REQUIREMENT:
Lines containing "color" are to be counted. Report the count alone.

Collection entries
- - -
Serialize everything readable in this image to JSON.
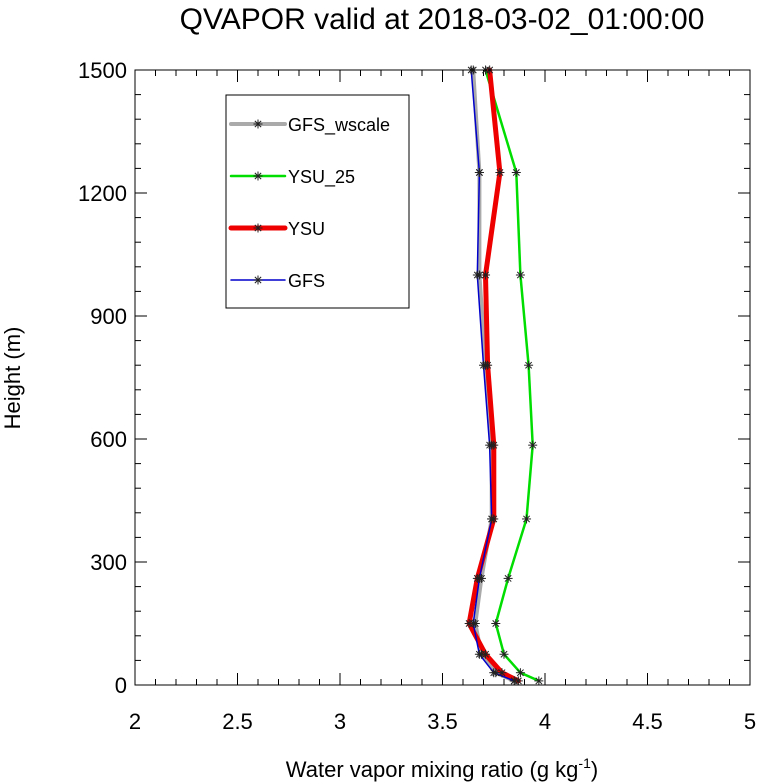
{
  "chart_data": {
    "type": "line",
    "title": "QVAPOR valid at 2018-03-02_01:00:00",
    "xlabel": "Water vapor mixing ratio (g kg",
    "xlabel_sup": "-1",
    "xlabel_end": ")",
    "ylabel": "Height (m)",
    "xlim": [
      2,
      5
    ],
    "ylim": [
      0,
      1500
    ],
    "x_ticks": [
      "2",
      "2.5",
      "3",
      "3.5",
      "4",
      "4.5",
      "5"
    ],
    "y_ticks": [
      "0",
      "300",
      "600",
      "900",
      "1200",
      "1500"
    ],
    "legend": {
      "placement": "upper-left"
    },
    "series": [
      {
        "name": "GFS_wscale",
        "color": "#aaaaaa",
        "heights": [
          10,
          30,
          75,
          150,
          260,
          405,
          585,
          780,
          1000,
          1250,
          1500
        ],
        "values": [
          3.85,
          3.76,
          3.69,
          3.66,
          3.69,
          3.74,
          3.74,
          3.71,
          3.68,
          3.68,
          3.65
        ]
      },
      {
        "name": "YSU_25",
        "color": "#00dd00",
        "heights": [
          10,
          30,
          75,
          150,
          260,
          405,
          585,
          780,
          1000,
          1250,
          1500
        ],
        "values": [
          3.97,
          3.88,
          3.8,
          3.76,
          3.82,
          3.91,
          3.94,
          3.92,
          3.88,
          3.86,
          3.71
        ]
      },
      {
        "name": "YSU",
        "color": "#ee0000",
        "heights": [
          10,
          30,
          75,
          150,
          260,
          405,
          585,
          780,
          1000,
          1250,
          1500
        ],
        "values": [
          3.87,
          3.79,
          3.71,
          3.63,
          3.67,
          3.75,
          3.75,
          3.72,
          3.71,
          3.78,
          3.73
        ]
      },
      {
        "name": "GFS",
        "color": "#0000cc",
        "heights": [
          10,
          30,
          75,
          150,
          260,
          405,
          585,
          780,
          1000,
          1250,
          1500
        ],
        "values": [
          3.85,
          3.75,
          3.68,
          3.65,
          3.68,
          3.74,
          3.73,
          3.7,
          3.67,
          3.68,
          3.64
        ]
      }
    ]
  }
}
- - -
FULL OUTPUT:
4